Copy out each line in the material below that has the word "record".
━━ MATERIAL FOR THE TASK
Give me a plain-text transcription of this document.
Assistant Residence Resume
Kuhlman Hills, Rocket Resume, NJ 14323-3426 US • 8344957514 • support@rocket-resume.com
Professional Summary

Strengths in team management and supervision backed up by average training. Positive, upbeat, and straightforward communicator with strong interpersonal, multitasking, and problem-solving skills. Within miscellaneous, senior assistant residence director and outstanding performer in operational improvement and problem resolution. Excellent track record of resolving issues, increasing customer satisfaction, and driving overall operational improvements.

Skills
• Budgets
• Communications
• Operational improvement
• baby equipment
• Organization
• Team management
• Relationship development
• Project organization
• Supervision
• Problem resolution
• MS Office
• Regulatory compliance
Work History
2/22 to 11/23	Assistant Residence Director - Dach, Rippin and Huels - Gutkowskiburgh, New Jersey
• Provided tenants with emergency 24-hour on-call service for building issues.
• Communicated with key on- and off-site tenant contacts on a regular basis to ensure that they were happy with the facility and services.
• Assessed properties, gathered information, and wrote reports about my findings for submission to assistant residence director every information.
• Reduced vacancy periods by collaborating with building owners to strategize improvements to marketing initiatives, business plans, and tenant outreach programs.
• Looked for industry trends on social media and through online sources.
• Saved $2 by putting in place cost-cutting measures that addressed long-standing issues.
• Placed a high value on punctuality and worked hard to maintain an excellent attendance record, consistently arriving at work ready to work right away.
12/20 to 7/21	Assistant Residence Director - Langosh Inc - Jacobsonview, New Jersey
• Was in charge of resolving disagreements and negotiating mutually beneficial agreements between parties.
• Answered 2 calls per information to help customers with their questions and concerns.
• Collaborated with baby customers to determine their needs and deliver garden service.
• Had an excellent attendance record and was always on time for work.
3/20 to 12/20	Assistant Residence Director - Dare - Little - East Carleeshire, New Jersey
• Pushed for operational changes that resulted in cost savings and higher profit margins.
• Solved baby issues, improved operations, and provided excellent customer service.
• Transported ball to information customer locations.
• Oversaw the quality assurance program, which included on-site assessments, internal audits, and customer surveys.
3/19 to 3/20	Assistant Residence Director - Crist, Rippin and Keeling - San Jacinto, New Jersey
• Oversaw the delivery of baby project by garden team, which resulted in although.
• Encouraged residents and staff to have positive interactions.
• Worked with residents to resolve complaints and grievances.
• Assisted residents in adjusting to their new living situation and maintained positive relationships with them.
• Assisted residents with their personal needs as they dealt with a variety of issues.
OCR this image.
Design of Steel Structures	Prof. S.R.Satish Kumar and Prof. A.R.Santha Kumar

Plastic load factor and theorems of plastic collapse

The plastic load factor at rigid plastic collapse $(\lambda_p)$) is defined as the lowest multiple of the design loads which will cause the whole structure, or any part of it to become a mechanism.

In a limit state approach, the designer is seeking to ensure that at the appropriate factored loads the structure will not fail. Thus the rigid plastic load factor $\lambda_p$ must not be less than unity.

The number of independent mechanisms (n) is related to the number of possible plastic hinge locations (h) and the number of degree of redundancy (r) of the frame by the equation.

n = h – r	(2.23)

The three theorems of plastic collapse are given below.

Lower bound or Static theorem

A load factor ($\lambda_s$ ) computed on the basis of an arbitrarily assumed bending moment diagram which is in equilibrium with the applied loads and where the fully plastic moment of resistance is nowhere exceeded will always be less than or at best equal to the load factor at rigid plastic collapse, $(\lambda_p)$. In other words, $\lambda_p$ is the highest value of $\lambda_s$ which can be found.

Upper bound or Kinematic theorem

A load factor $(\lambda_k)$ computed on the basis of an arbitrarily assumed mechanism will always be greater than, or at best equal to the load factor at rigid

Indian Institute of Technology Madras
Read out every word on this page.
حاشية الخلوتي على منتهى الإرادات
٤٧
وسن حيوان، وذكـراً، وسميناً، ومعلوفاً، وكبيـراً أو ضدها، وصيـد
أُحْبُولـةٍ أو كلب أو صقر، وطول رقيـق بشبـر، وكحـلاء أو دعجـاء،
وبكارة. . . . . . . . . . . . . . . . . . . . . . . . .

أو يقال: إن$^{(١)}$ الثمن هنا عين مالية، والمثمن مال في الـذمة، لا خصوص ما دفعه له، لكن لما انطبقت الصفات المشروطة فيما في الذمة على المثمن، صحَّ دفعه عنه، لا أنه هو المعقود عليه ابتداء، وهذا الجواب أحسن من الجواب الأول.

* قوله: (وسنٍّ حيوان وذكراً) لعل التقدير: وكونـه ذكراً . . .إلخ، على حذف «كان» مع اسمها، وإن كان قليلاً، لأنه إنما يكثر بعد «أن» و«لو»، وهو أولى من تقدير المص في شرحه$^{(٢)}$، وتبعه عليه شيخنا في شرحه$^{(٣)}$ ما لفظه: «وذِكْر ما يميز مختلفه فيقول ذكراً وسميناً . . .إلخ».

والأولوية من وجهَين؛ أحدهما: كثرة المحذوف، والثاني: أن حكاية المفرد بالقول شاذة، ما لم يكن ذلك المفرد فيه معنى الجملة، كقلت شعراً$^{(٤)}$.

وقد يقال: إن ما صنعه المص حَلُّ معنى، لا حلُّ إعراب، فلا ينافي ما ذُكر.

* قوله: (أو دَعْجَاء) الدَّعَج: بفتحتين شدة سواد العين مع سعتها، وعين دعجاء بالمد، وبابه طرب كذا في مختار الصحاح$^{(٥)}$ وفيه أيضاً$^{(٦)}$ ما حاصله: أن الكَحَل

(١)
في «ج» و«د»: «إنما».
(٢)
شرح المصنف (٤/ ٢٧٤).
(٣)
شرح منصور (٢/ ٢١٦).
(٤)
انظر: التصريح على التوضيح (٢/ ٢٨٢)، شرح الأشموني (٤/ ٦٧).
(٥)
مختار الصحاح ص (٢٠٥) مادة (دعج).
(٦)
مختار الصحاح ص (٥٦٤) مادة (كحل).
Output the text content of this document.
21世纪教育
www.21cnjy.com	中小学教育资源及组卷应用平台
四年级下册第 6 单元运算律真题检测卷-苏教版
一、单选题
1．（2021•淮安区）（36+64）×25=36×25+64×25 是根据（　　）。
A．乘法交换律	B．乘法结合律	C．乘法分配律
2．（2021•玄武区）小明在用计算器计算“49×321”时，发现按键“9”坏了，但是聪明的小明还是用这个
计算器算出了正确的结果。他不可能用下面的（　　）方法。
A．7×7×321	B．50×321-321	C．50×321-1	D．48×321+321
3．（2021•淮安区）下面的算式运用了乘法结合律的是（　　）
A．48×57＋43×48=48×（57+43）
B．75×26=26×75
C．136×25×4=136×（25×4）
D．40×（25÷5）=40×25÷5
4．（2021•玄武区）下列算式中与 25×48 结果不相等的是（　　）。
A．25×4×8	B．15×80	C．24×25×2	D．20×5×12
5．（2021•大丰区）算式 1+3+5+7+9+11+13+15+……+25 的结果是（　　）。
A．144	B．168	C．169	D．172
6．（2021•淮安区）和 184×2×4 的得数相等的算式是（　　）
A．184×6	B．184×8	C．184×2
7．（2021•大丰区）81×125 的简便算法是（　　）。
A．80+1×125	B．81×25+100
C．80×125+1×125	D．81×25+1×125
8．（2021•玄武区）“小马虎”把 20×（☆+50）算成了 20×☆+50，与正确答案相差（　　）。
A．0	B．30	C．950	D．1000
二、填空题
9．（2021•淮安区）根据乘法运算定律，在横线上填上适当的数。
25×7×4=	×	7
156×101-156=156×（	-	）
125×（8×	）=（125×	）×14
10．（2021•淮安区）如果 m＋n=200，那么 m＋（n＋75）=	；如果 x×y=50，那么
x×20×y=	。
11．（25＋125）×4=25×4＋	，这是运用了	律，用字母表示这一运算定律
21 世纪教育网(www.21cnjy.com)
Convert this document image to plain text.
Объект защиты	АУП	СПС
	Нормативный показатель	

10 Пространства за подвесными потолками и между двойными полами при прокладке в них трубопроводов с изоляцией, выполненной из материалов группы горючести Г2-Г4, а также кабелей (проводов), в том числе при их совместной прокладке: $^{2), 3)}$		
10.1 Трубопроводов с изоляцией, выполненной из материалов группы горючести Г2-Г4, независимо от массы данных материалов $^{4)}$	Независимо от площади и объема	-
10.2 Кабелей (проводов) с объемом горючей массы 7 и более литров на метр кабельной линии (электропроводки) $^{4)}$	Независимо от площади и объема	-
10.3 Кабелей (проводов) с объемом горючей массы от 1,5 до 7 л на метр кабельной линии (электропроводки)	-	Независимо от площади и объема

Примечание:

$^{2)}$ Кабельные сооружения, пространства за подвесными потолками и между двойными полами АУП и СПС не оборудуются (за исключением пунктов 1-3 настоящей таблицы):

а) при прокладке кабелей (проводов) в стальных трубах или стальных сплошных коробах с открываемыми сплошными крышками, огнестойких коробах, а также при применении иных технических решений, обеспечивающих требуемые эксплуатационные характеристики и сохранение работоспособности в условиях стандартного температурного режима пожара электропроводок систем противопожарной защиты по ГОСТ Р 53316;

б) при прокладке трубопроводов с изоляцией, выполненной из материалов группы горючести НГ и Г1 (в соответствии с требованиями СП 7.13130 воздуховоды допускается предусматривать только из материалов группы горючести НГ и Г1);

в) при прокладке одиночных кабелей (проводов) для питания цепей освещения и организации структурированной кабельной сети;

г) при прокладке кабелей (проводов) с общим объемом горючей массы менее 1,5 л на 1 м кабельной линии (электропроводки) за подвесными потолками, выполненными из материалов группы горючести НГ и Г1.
━━━━
### TASK ANSWER
Strengths in team management and supervision backed up by average training. Positive, upbeat, and straightforward communicator with strong interpersonal, multitasking, and problem-solving skills. Within miscellaneous, senior assistant residence director and outstanding performer in operational improvement and problem resolution. Excellent track record of resolving issues, increasing customer satisfaction, and driving overall operational improvements.
• Placed a high value on punctuality and worked hard to maintain an excellent attendance record, consistently arriving at work ready to work right away.
• Had an excellent attendance record and was always on time for work.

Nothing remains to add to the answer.